:: Task instructions ::
Output all of the records exactly as written.

:: Input data ::
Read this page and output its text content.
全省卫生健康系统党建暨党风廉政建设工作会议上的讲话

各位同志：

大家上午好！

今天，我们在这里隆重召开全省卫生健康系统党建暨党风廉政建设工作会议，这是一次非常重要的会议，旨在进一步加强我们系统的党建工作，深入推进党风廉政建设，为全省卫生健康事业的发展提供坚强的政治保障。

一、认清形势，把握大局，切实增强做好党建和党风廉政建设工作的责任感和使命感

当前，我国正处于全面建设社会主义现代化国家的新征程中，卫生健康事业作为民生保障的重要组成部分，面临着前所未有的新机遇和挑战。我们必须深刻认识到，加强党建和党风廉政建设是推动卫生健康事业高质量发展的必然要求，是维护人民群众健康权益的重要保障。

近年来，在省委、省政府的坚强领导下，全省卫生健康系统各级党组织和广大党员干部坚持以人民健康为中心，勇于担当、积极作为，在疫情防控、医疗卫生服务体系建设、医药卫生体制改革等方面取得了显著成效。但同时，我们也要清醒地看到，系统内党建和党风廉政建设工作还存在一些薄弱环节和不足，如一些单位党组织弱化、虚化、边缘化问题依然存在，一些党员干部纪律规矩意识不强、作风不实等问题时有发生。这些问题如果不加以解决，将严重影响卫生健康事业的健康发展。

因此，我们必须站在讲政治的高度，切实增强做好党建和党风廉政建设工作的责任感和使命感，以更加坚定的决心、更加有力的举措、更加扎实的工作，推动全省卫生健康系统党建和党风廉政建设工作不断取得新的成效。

:: Exercise output ::
Read this page and output its text content.
全省卫生健康系统党建暨党风廉政建设工作会议上的讲话

各位同志：

大家上午好！

今天，我们在这里隆重召开全省卫生健康系统党建暨党风廉政建设工作会议，这是一次非常重要的会议，旨在进一步加强我们系统的党建工作，深入推进党风廉政建设，为全省卫生健康事业的发展提供坚强的政治保障。

一、认清形势，把握大局，切实增强做好党建和党风廉政建设工作的责任感和使命感

当前，我国正处于全面建设社会主义现代化国家的新征程中，卫生健康事业作为民生保障的重要组成部分，面临着前所未有的新机遇和挑战。我们必须深刻认识到，加强党建和党风廉政建设是推动卫生健康事业高质量发展的必然要求，是维护人民群众健康权益的重要保障。

近年来，在省委、省政府的坚强领导下，全省卫生健康系统各级党组织和广大党员干部坚持以人民健康为中心，勇于担当、积极作为，在疫情防控、医疗卫生服务体系建设、医药卫生体制改革等方面取得了显著成效。但同时，我们也要清醒地看到，系统内党建和党风廉政建设工作还存在一些薄弱环节和不足，如一些单位党组织弱化、虚化、边缘化问题依然存在，一些党员干部纪律规矩意识不强、作风不实等问题时有发生。这些问题如果不加以解决，将严重影响卫生健康事业的健康发展。

因此，我们必须站在讲政治的高度，切实增强做好党建和党风廉政建设工作的责任感和使命感，以更加坚定的决心、更加有力的举措、更加扎实的工作，推动全省卫生健康系统党建和党风廉政建设工作不断取得新的成效。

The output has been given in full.